RECORDS FOR THIS EXERCISE.
++++++

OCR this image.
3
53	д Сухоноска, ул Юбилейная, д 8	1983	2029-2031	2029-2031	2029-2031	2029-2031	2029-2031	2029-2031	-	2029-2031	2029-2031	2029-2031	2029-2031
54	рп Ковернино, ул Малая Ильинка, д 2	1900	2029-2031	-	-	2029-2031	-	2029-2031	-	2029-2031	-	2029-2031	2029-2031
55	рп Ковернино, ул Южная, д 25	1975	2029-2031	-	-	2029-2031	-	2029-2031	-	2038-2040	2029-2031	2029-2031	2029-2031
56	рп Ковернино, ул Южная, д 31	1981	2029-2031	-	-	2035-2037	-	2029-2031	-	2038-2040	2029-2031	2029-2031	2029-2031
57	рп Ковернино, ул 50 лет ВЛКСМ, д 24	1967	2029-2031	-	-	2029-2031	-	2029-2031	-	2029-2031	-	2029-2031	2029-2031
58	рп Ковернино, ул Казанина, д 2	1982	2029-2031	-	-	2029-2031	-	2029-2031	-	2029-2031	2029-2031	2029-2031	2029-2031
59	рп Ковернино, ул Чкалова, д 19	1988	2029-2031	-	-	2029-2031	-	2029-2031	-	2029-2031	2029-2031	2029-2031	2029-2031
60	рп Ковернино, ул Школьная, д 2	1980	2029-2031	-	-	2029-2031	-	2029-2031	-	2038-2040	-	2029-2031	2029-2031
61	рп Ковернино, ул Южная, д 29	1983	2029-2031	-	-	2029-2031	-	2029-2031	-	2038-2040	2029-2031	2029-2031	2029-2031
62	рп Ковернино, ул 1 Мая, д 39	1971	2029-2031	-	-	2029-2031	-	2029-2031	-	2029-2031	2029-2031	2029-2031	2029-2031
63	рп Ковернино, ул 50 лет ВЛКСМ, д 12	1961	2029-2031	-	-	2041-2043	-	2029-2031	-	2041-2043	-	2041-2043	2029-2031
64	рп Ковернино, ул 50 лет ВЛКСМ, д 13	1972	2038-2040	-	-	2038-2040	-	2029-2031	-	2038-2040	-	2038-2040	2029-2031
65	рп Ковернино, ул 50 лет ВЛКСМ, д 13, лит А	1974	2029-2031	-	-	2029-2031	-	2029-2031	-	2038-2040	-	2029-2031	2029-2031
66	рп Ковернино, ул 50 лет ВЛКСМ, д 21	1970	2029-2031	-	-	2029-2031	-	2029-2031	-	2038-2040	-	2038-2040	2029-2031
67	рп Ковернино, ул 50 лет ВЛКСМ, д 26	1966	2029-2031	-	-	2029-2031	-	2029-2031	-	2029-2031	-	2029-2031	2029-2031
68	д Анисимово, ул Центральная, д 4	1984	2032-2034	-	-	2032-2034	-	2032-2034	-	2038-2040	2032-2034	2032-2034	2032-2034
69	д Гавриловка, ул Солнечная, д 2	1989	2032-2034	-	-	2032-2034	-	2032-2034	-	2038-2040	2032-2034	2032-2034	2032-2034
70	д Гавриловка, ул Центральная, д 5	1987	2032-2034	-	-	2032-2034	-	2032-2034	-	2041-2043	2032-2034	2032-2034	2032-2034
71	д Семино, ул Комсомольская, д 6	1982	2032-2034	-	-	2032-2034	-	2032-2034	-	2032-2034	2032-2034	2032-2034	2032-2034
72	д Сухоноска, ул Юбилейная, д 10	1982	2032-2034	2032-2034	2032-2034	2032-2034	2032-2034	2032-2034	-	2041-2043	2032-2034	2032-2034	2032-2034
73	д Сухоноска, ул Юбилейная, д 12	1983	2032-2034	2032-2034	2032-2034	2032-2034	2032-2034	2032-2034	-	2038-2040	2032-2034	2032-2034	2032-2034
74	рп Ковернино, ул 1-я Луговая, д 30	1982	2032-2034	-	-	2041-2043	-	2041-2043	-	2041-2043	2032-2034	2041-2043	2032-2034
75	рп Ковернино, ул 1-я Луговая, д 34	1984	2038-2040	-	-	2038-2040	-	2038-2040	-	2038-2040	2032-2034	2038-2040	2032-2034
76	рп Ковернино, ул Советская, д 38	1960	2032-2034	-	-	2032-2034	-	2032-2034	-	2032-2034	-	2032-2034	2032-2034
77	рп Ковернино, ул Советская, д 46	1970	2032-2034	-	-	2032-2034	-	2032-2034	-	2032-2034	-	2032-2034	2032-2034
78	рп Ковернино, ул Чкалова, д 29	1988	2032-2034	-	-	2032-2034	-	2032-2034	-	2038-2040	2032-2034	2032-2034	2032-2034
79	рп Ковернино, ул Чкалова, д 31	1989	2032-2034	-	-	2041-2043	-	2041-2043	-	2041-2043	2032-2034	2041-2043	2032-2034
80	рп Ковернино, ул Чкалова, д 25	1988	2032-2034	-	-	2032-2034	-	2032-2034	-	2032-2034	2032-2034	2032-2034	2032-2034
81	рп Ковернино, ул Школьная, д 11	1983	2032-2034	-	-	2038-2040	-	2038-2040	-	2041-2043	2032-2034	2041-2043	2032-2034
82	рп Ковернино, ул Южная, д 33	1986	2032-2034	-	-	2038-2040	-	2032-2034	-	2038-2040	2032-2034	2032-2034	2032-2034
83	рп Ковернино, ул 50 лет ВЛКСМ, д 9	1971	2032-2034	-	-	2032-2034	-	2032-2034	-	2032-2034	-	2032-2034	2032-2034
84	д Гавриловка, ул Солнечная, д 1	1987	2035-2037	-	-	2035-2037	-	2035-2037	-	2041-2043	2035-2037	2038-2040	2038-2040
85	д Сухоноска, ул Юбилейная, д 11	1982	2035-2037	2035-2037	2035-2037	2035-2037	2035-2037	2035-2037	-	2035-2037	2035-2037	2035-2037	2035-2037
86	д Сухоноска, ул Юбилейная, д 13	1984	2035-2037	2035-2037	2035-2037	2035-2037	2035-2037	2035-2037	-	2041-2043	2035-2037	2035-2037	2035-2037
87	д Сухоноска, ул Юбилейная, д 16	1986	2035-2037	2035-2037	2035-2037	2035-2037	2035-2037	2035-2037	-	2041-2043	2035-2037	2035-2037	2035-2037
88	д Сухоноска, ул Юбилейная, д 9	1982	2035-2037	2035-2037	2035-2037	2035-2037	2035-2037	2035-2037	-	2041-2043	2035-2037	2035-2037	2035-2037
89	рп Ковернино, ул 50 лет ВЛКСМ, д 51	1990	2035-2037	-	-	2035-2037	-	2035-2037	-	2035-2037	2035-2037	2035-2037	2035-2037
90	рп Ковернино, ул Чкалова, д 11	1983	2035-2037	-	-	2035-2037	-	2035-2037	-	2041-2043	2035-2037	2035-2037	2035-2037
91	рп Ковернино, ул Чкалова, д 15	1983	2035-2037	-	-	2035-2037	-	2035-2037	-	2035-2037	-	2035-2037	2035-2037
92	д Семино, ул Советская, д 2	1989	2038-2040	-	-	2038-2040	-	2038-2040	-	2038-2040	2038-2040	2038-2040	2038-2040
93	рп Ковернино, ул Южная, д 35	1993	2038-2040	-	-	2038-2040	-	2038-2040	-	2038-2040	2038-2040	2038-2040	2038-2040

++++++

EXERCISE. Scan the material above for the string "Гавриловка" and report each line where you find it.

EXERCISE OUTPUT.
69	д Гавриловка, ул Солнечная, д 2	1989	2032-2034	-	-	2032-2034	-	2032-2034	-	2038-2040	2032-2034	2032-2034	2032-2034
70	д Гавриловка, ул Центральная, д 5	1987	2032-2034	-	-	2032-2034	-	2032-2034	-	2041-2043	2032-2034	2032-2034	2032-2034
84	д Гавриловка, ул Солнечная, д 1	1987	2035-2037	-	-	2035-2037	-	2035-2037	-	2041-2043	2035-2037	2038-2040	2038-2040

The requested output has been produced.